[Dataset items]
++++
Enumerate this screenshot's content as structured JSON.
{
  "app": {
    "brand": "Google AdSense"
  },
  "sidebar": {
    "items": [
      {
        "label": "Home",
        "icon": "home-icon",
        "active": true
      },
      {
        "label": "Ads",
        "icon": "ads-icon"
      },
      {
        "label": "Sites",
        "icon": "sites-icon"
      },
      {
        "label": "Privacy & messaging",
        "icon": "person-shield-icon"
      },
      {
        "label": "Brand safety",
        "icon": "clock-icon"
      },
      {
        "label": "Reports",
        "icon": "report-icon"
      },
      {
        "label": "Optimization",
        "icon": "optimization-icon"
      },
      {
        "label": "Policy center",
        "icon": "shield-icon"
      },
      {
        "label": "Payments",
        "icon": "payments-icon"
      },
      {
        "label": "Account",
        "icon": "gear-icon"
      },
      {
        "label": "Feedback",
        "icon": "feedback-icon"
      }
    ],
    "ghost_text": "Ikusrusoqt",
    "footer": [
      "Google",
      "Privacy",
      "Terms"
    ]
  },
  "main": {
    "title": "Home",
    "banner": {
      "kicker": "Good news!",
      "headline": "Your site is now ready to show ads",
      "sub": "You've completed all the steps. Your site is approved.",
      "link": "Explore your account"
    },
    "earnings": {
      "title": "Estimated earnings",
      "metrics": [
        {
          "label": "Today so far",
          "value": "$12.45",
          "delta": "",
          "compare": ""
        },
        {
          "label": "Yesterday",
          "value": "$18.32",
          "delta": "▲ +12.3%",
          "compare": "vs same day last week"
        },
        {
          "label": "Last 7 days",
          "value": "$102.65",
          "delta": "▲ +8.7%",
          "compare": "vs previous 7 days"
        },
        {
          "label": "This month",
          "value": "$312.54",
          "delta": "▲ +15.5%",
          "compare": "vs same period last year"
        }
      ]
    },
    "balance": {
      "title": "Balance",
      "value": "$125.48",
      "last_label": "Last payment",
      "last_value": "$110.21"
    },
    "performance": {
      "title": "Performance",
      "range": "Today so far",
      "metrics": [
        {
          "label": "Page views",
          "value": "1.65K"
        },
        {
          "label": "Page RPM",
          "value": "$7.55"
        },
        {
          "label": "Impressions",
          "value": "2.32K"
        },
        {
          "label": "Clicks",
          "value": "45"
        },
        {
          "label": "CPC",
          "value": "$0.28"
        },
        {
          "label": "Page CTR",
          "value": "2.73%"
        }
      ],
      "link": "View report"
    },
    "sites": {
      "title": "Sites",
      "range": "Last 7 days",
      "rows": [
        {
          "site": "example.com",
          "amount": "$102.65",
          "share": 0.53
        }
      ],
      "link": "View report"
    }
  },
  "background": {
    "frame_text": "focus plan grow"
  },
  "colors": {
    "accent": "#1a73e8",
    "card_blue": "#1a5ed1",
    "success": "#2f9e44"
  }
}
++++
Short problem :: Your task is to print the whole listing again exactly.

Completed task ::
Enumerate this screenshot's content as structured JSON.
{
  "app": {
    "brand": "Google AdSense"
  },
  "sidebar": {
    "items": [
      {
        "label": "Home",
        "icon": "home-icon",
        "active": true
      },
      {
        "label": "Ads",
        "icon": "ads-icon"
      },
      {
        "label": "Sites",
        "icon": "sites-icon"
      },
      {
        "label": "Privacy & messaging",
        "icon": "person-shield-icon"
      },
      {
        "label": "Brand safety",
        "icon": "clock-icon"
      },
      {
        "label": "Reports",
        "icon": "report-icon"
      },
      {
        "label": "Optimization",
        "icon": "optimization-icon"
      },
      {
        "label": "Policy center",
        "icon": "shield-icon"
      },
      {
        "label": "Payments",
        "icon": "payments-icon"
      },
      {
        "label": "Account",
        "icon": "gear-icon"
      },
      {
        "label": "Feedback",
        "icon": "feedback-icon"
      }
    ],
    "ghost_text": "Ikusrusoqt",
    "footer": [
      "Google",
      "Privacy",
      "Terms"
    ]
  },
  "main": {
    "title": "Home",
    "banner": {
      "kicker": "Good news!",
      "headline": "Your site is now ready to show ads",
      "sub": "You've completed all the steps. Your site is approved.",
      "link": "Explore your account"
    },
    "earnings": {
      "title": "Estimated earnings",
      "metrics": [
        {
          "label": "Today so far",
          "value": "$12.45",
          "delta": "",
          "compare": ""
        },
        {
          "label": "Yesterday",
          "value": "$18.32",
          "delta": "▲ +12.3%",
          "compare": "vs same day last week"
        },
        {
          "label": "Last 7 days",
          "value": "$102.65",
          "delta": "▲ +8.7%",
          "compare": "vs previous 7 days"
        },
        {
          "label": "This month",
          "value": "$312.54",
          "delta": "▲ +15.5%",
          "compare": "vs same period last year"
        }
      ]
    },
    "balance": {
      "title": "Balance",
      "value": "$125.48",
      "last_label": "Last payment",
      "last_value": "$110.21"
    },
    "performance": {
      "title": "Performance",
      "range": "Today so far",
      "metrics": [
        {
          "label": "Page views",
          "value": "1.65K"
        },
        {
          "label": "Page RPM",
          "value": "$7.55"
        },
        {
          "label": "Impressions",
          "value": "2.32K"
        },
        {
          "label": "Clicks",
          "value": "45"
        },
        {
          "label": "CPC",
          "value": "$0.28"
        },
        {
          "label": "Page CTR",
          "value": "2.73%"
        }
      ],
      "link": "View report"
    },
    "sites": {
      "title": "Sites",
      "range": "Last 7 days",
      "rows": [
        {
          "site": "example.com",
          "amount": "$102.65",
          "share": 0.53
        }
      ],
      "link": "View report"
    }
  },
  "background": {
    "frame_text": "focus plan grow"
  },
  "colors": {
    "accent": "#1a73e8",
    "card_blue": "#1a5ed1",
    "success": "#2f9e44"
  }
}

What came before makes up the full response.